---------- EXTRACT ----------

Combining these two constraints (depth and practicality) has largely defined the ReproNim training program. Measures of success are hard to define, but the training methods and material have been oriented to answer these complementary needs. These materials have, to date, been presented in two main formats.

Hands on workshops and online material

First, we worked to implement some aspects of the inverted classroom, where lectures are done ‘on-line’, and class time is spent solving problems (see, for example https://ii.library.jhu.edu/tag/inverted-classroom/). We started with on-line, comprehensive web based material (see https://www.repronim.org/teach.html) that spans what we identified as the set of core components needed for reproducible neuroimaging research: 1) How to make data FAIR; 2) What are the basic computer literacy requirements; 3) How to build and use reproducible pipelines; and 4) What are the key statistical concepts for reliable results. Based on this code material (which could span weeks for each module) we established a series of ‘introductory workshops’. These 1-1.5 day workshops are designed to give trainees the practical knowledge and an environment that they can bring back to their labs. The format is close to the data (https://datacarpentry.org/) and software (https://software-carpentry.org/) carpentries, and brings some trainees to the level at which doing (and understanding) a ‘git pull’ request on the training material (all of which is based in and publicly accessible via GitHub) becomes a possible task. This is crucial, because we are then putting these training materials in the hands of a larger community, distributing the work of finding errors or unclear aspects to the user community, making ‘this’ training material ‘their’ training material. But because there isn’t enough time to actually teach all what is needed, we consider these workshops to be an illustration of the online material, to which trainees can go back to at their own pace. We are also finalizing a complete MOOC version of the materials using the Moodle platform, to help the reuse of this material in a more formal setting.

----------

» REQUEST 1: Rewrite the passage on the ReproNim training program, starting with "Combining these two" and going on through "two main formats.", swapping "practicality" for "usability".
» REQUEST 2: Carry the passage on the ReproNim training program forward from its final sentence.

---------- DATA EXTRACT ----------

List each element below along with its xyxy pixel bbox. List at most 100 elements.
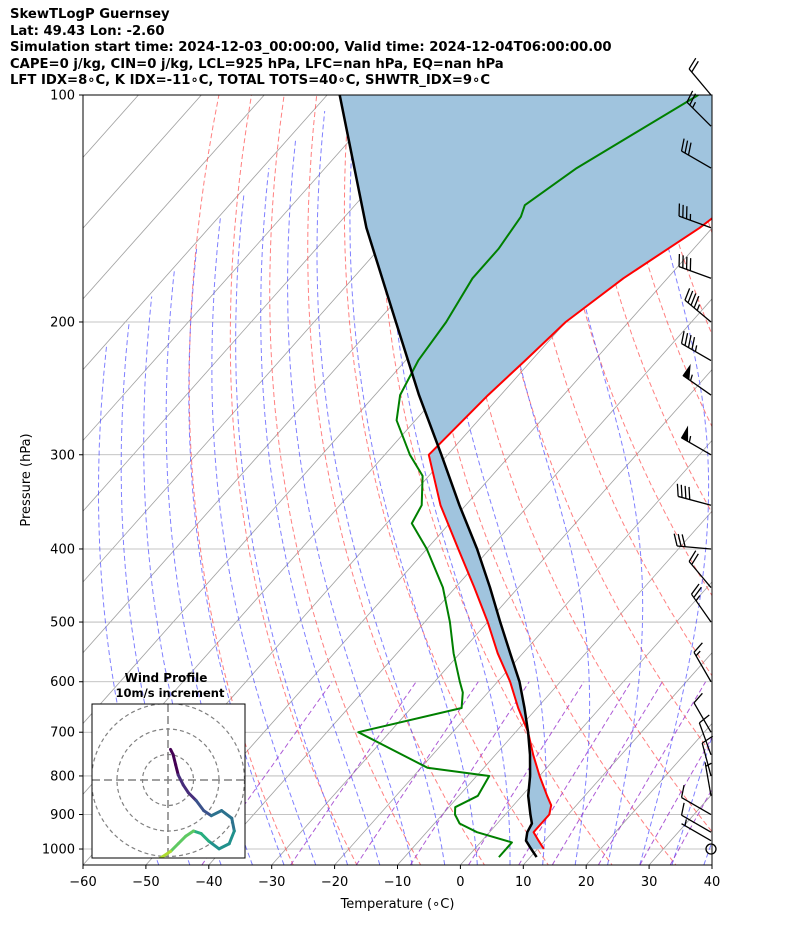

----------

» EXERCISE RESULT 1:
Combining these two constraints (depth and usability) has largely defined the ReproNim training program. Measures of success are hard to define, but the training methods and material have been oriented to answer these complementary needs. These materials have, to date, been presented in two main formats.

» EXERCISE RESULT 2:
Train-the-trainer workshops: A pyramidal scheme.

Organizing teaching at workshops has been fruitful and rewarding. However, this solution does not scale: it would take too many resources to train the entire research community in this manner only. More recently, we have focused on organizing “train the trainer” workshops in partnership with the International Neuroinformatics Coordinating Facility (incf.org), where a small number of fellows were selected and invited to create a plan for their own training event, and hopefully create their own “train the trainer” workshop in their own institution settings. Having investigators skilled in these use of these tools, embedded in various labs around the world, will help in the adoption of these best-practices with the trainers themselves becoming the go-to person at each of these sites.

Summary

If there is one take home message, it would be that training is not a secondary aspect of reproducible research. If we are serious about changing the detailed practices of research, fostering the use of the optimum tools, developing the capacity to adapt to the evolving landscape, it must be at the heart of it to grow a community of a new type of researcher who will invest in long term and conceptual training to adapt rapidly and adopt the practices enabled by the new generations of tools, methods and software for reproducible and replicable research.